**** Records supplied ****
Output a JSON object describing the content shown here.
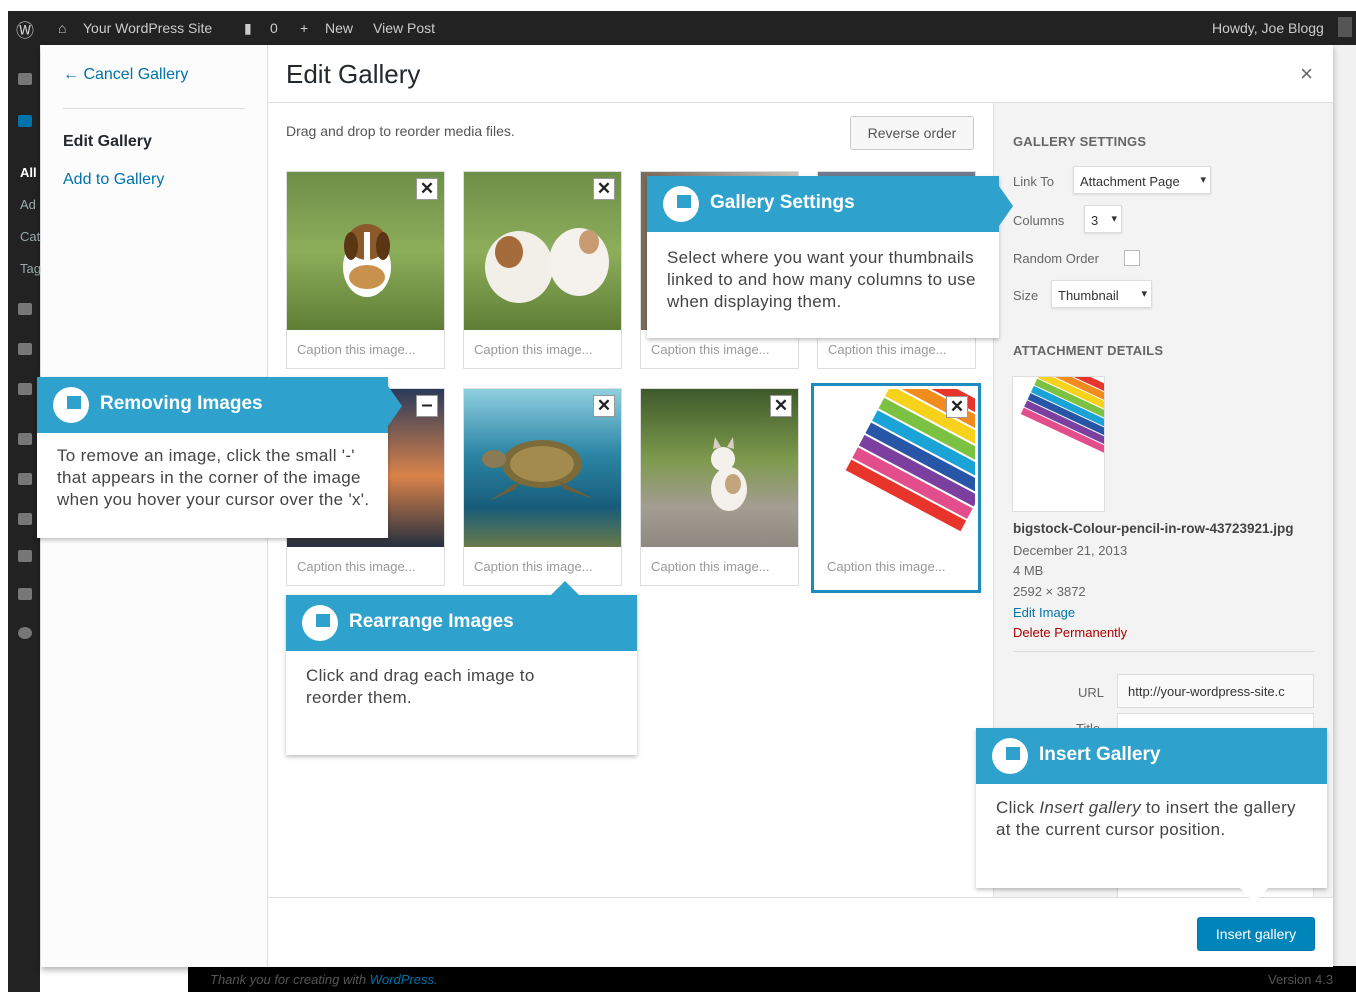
{
  "admin_bar": {
    "site_name": "Your WordPress Site",
    "comments_count": "0",
    "new_label": "New",
    "view_post": "View Post",
    "howdy": "Howdy, Joe Blogg"
  },
  "side_menu": {
    "all": "All",
    "add": "Ad",
    "cat": "Cat",
    "tag": "Tag"
  },
  "footer": {
    "thanks_prefix": "Thank you for creating with ",
    "thanks_link": "WordPress",
    "thanks_suffix": ".",
    "version": "Version 4.3"
  },
  "modal": {
    "cancel_label": "← Cancel Gallery",
    "menu_edit": "Edit Gallery",
    "menu_add": "Add to Gallery",
    "title": "Edit Gallery",
    "close": "×",
    "instructions": "Drag and drop to reorder media files.",
    "reverse_order": "Reverse order",
    "insert_gallery": "Insert gallery"
  },
  "attachments": [
    {
      "caption": "Caption this image...",
      "subject": "beagle puppy on grass"
    },
    {
      "caption": "Caption this image...",
      "subject": "bulldog puppies on grass"
    },
    {
      "caption": "Caption this image...",
      "subject": "photo"
    },
    {
      "caption": "Caption this image...",
      "subject": "photo"
    },
    {
      "caption": "Caption this image...",
      "subject": "pier at sunset"
    },
    {
      "caption": "Caption this image...",
      "subject": "sea turtle"
    },
    {
      "caption": "Caption this image...",
      "subject": "kitten on path"
    },
    {
      "caption": "Caption this image...",
      "subject": "colour pencils"
    }
  ],
  "gallery_settings": {
    "heading": "GALLERY SETTINGS",
    "link_to_label": "Link To",
    "link_to_value": "Attachment Page",
    "columns_label": "Columns",
    "columns_value": "3",
    "random_label": "Random Order",
    "size_label": "Size",
    "size_value": "Thumbnail"
  },
  "attachment_details": {
    "heading": "ATTACHMENT DETAILS",
    "filename": "bigstock-Colour-pencil-in-row-43723921.jpg",
    "date": "December 21, 2013",
    "filesize": "4 MB",
    "dimensions": "2592 × 3872",
    "edit_image": "Edit Image",
    "delete": "Delete Permanently",
    "url_label": "URL",
    "url_value": "http://your-wordpress-site.c",
    "title_label": "Title"
  },
  "callouts": {
    "gallery_settings": {
      "title": "Gallery Settings",
      "body": "Select where you want  your thumbnails linked to and how many columns to use when displaying them."
    },
    "removing": {
      "title": "Removing Images",
      "body": "To remove an image, click the small '-' that appears in the corner of the image when you hover your cursor over the 'x'."
    },
    "rearrange": {
      "title": "Rearrange Images",
      "body": "Click and drag each image to reorder them."
    },
    "insert": {
      "title": "Insert Gallery",
      "body_prefix": "Click ",
      "body_em": "Insert gallery",
      "body_suffix": " to insert the gallery at the current cursor position."
    }
  },
  "colors": {
    "accent": "#2ea2cc",
    "button": "#0085ba",
    "link": "#0073aa",
    "delete": "#a00"
  }
}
****
*What you will do:* Leave out the pictures and return every record word for word.

*Exercise result:*
Output a JSON object describing the content shown here.
{
  "admin_bar": {
    "site_name": "Your WordPress Site",
    "comments_count": "0",
    "new_label": "New",
    "view_post": "View Post",
    "howdy": "Howdy, Joe Blogg"
  },
  "side_menu": {
    "all": "All",
    "add": "Ad",
    "cat": "Cat",
    "tag": "Tag"
  },
  "footer": {
    "thanks_prefix": "Thank you for creating with ",
    "thanks_link": "WordPress",
    "thanks_suffix": ".",
    "version": "Version 4.3"
  },
  "modal": {
    "cancel_label": "← Cancel Gallery",
    "menu_edit": "Edit Gallery",
    "menu_add": "Add to Gallery",
    "title": "Edit Gallery",
    "close": "×",
    "instructions": "Drag and drop to reorder media files.",
    "reverse_order": "Reverse order",
    "insert_gallery": "Insert gallery"
  },
  "attachments": [
    {
      "caption": "Caption this image...",
      "subject": "beagle puppy on grass"
    },
    {
      "caption": "Caption this image...",
      "subject": "bulldog puppies on grass"
    },
    {
      "caption": "Caption this image...",
      "subject": "photo"
    },
    {
      "caption": "Caption this image...",
      "subject": "photo"
    },
    {
      "caption": "Caption this image...",
      "subject": "pier at sunset"
    },
    {
      "caption": "Caption this image...",
      "subject": "sea turtle"
    },
    {
      "caption": "Caption this image...",
      "subject": "kitten on path"
    },
    {
      "caption": "Caption this image...",
      "subject": "colour pencils"
    }
  ],
  "gallery_settings": {
    "heading": "GALLERY SETTINGS",
    "link_to_label": "Link To",
    "link_to_value": "Attachment Page",
    "columns_label": "Columns",
    "columns_value": "3",
    "random_label": "Random Order",
    "size_label": "Size",
    "size_value": "Thumbnail"
  },
  "attachment_details": {
    "heading": "ATTACHMENT DETAILS",
    "filename": "bigstock-Colour-pencil-in-row-43723921.jpg",
    "date": "December 21, 2013",
    "filesize": "4 MB",
    "dimensions": "2592 × 3872",
    "edit_image": "Edit Image",
    "delete": "Delete Permanently",
    "url_label": "URL",
    "url_value": "http://your-wordpress-site.c",
    "title_label": "Title"
  },
  "callouts": {
    "gallery_settings": {
      "title": "Gallery Settings",
      "body": "Select where you want  your thumbnails linked to and how many columns to use when displaying them."
    },
    "removing": {
      "title": "Removing Images",
      "body": "To remove an image, click the small '-' that appears in the corner of the image when you hover your cursor over the 'x'."
    },
    "rearrange": {
      "title": "Rearrange Images",
      "body": "Click and drag each image to reorder them."
    },
    "insert": {
      "title": "Insert Gallery",
      "body_prefix": "Click ",
      "body_em": "Insert gallery",
      "body_suffix": " to insert the gallery at the current cursor position."
    }
  },
  "colors": {
    "accent": "#2ea2cc",
    "button": "#0085ba",
    "link": "#0073aa",
    "delete": "#a00"
  }
}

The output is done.